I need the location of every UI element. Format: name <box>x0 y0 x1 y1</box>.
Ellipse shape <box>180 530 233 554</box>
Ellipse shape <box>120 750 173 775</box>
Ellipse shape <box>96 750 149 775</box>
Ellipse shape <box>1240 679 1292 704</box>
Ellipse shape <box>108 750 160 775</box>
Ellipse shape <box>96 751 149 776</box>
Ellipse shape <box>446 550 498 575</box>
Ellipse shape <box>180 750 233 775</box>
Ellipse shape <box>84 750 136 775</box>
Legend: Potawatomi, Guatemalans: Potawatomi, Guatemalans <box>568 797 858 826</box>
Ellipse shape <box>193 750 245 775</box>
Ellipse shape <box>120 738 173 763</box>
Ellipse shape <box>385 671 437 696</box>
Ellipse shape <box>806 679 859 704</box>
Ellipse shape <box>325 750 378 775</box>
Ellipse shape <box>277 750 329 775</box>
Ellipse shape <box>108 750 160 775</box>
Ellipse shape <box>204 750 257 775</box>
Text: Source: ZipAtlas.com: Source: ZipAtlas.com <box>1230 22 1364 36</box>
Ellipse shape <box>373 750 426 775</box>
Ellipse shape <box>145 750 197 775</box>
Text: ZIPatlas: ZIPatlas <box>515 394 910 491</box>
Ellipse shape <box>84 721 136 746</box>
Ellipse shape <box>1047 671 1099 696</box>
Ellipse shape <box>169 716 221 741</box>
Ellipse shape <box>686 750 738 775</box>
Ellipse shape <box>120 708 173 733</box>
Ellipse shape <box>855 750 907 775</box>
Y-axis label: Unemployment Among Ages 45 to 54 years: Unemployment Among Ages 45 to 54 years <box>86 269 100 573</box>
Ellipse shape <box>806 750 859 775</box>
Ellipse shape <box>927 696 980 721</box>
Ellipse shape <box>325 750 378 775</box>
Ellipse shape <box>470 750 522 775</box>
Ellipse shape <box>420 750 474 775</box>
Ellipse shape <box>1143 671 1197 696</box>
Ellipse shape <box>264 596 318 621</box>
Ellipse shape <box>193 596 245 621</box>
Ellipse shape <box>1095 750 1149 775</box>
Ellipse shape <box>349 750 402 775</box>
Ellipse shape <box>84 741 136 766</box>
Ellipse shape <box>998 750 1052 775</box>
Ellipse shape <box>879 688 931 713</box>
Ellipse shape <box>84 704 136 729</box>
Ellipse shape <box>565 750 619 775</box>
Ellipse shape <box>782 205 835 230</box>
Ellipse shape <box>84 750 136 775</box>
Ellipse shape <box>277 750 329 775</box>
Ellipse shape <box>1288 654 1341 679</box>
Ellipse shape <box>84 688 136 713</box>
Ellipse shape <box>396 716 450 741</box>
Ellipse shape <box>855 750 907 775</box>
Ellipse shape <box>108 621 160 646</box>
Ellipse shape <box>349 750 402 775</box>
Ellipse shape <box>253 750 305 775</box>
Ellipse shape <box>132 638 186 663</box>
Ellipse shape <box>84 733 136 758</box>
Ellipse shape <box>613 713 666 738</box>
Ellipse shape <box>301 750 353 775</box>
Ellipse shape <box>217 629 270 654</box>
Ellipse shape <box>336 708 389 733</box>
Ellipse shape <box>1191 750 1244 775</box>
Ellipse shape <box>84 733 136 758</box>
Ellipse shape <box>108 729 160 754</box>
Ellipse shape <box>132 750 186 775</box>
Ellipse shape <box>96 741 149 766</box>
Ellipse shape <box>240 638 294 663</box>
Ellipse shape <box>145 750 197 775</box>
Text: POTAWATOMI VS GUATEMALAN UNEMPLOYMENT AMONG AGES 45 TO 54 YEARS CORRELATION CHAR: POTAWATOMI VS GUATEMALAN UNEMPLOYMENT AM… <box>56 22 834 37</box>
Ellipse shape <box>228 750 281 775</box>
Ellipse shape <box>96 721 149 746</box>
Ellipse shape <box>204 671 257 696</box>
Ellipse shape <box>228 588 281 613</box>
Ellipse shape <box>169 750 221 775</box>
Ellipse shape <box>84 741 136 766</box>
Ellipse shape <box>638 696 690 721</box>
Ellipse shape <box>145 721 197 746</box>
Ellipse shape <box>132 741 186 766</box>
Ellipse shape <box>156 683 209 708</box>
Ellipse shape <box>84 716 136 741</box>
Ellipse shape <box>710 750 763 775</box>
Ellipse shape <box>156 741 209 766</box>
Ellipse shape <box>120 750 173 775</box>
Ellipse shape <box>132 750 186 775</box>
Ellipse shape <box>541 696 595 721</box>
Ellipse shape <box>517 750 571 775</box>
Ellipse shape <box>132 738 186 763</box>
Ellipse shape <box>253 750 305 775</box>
──────
### [Exercise brief]
Reproduce every line of the item above verbatim, in its original order.

### [Expected answer]
I need the location of every UI element. Format: name <box>x0 y0 x1 y1</box>.
Ellipse shape <box>180 530 233 554</box>
Ellipse shape <box>120 750 173 775</box>
Ellipse shape <box>96 750 149 775</box>
Ellipse shape <box>1240 679 1292 704</box>
Ellipse shape <box>108 750 160 775</box>
Ellipse shape <box>96 751 149 776</box>
Ellipse shape <box>446 550 498 575</box>
Ellipse shape <box>180 750 233 775</box>
Ellipse shape <box>84 750 136 775</box>
Legend: Potawatomi, Guatemalans: Potawatomi, Guatemalans <box>568 797 858 826</box>
Ellipse shape <box>193 750 245 775</box>
Ellipse shape <box>120 738 173 763</box>
Ellipse shape <box>385 671 437 696</box>
Ellipse shape <box>806 679 859 704</box>
Ellipse shape <box>325 750 378 775</box>
Ellipse shape <box>277 750 329 775</box>
Ellipse shape <box>108 750 160 775</box>
Ellipse shape <box>204 750 257 775</box>
Text: Source: ZipAtlas.com: Source: ZipAtlas.com <box>1230 22 1364 36</box>
Ellipse shape <box>373 750 426 775</box>
Ellipse shape <box>145 750 197 775</box>
Text: ZIPatlas: ZIPatlas <box>515 394 910 491</box>
Ellipse shape <box>84 721 136 746</box>
Ellipse shape <box>1047 671 1099 696</box>
Ellipse shape <box>169 716 221 741</box>
Ellipse shape <box>686 750 738 775</box>
Ellipse shape <box>120 708 173 733</box>
Ellipse shape <box>855 750 907 775</box>
Y-axis label: Unemployment Among Ages 45 to 54 years: Unemployment Among Ages 45 to 54 years <box>86 269 100 573</box>
Ellipse shape <box>806 750 859 775</box>
Ellipse shape <box>927 696 980 721</box>
Ellipse shape <box>325 750 378 775</box>
Ellipse shape <box>470 750 522 775</box>
Ellipse shape <box>420 750 474 775</box>
Ellipse shape <box>1143 671 1197 696</box>
Ellipse shape <box>264 596 318 621</box>
Ellipse shape <box>193 596 245 621</box>
Ellipse shape <box>1095 750 1149 775</box>
Ellipse shape <box>349 750 402 775</box>
Ellipse shape <box>84 741 136 766</box>
Ellipse shape <box>998 750 1052 775</box>
Ellipse shape <box>879 688 931 713</box>
Ellipse shape <box>84 704 136 729</box>
Ellipse shape <box>565 750 619 775</box>
Ellipse shape <box>782 205 835 230</box>
Ellipse shape <box>84 750 136 775</box>
Ellipse shape <box>277 750 329 775</box>
Ellipse shape <box>1288 654 1341 679</box>
Ellipse shape <box>84 688 136 713</box>
Ellipse shape <box>396 716 450 741</box>
Ellipse shape <box>855 750 907 775</box>
Ellipse shape <box>108 621 160 646</box>
Ellipse shape <box>349 750 402 775</box>
Ellipse shape <box>253 750 305 775</box>
Ellipse shape <box>132 638 186 663</box>
Ellipse shape <box>84 733 136 758</box>
Ellipse shape <box>613 713 666 738</box>
Ellipse shape <box>301 750 353 775</box>
Ellipse shape <box>217 629 270 654</box>
Ellipse shape <box>336 708 389 733</box>
Ellipse shape <box>1191 750 1244 775</box>
Ellipse shape <box>84 733 136 758</box>
Ellipse shape <box>108 729 160 754</box>
Ellipse shape <box>132 750 186 775</box>
Ellipse shape <box>96 741 149 766</box>
Ellipse shape <box>240 638 294 663</box>
Ellipse shape <box>145 750 197 775</box>
Text: POTAWATOMI VS GUATEMALAN UNEMPLOYMENT AMONG AGES 45 TO 54 YEARS CORRELATION CHAR: POTAWATOMI VS GUATEMALAN UNEMPLOYMENT AM… <box>56 22 834 37</box>
Ellipse shape <box>228 750 281 775</box>
Ellipse shape <box>96 721 149 746</box>
Ellipse shape <box>204 671 257 696</box>
Ellipse shape <box>228 588 281 613</box>
Ellipse shape <box>169 750 221 775</box>
Ellipse shape <box>84 741 136 766</box>
Ellipse shape <box>638 696 690 721</box>
Ellipse shape <box>145 721 197 746</box>
Ellipse shape <box>132 741 186 766</box>
Ellipse shape <box>156 683 209 708</box>
Ellipse shape <box>84 716 136 741</box>
Ellipse shape <box>710 750 763 775</box>
Ellipse shape <box>156 741 209 766</box>
Ellipse shape <box>120 750 173 775</box>
Ellipse shape <box>132 750 186 775</box>
Ellipse shape <box>541 696 595 721</box>
Ellipse shape <box>517 750 571 775</box>
Ellipse shape <box>132 738 186 763</box>
Ellipse shape <box>253 750 305 775</box>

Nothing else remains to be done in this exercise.